Stated exercise:
Count every line that holds the string "döda", and report the number alone.
+++ Exercise materials
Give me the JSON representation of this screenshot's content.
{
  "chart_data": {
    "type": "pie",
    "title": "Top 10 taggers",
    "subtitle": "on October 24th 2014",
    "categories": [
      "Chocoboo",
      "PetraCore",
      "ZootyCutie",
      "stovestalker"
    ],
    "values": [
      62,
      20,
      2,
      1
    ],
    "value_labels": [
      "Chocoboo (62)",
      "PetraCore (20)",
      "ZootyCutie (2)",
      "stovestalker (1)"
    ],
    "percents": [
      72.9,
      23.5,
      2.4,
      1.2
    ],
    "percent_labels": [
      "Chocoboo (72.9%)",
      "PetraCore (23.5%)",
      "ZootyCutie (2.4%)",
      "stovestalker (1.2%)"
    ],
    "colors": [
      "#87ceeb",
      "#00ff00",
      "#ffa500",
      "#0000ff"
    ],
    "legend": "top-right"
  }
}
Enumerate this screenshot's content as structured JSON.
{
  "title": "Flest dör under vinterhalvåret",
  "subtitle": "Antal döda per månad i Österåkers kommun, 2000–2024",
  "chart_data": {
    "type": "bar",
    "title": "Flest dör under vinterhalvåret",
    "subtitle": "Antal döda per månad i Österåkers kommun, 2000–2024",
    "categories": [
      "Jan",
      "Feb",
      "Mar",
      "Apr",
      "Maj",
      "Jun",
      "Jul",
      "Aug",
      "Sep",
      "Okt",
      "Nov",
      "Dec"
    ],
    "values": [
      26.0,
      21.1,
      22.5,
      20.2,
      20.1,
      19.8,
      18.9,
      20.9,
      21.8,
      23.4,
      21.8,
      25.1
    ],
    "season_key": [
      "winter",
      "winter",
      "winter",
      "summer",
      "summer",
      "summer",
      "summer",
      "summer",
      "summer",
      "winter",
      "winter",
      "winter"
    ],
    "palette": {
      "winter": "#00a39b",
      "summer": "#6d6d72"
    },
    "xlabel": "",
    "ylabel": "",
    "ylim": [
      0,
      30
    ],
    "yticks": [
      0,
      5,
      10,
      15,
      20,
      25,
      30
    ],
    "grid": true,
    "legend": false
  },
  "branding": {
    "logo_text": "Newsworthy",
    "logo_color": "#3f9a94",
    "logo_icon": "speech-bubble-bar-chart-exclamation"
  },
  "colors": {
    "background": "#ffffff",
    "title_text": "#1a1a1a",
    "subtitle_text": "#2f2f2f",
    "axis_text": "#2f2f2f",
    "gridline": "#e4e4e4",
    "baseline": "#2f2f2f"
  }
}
++++++
The answer:
2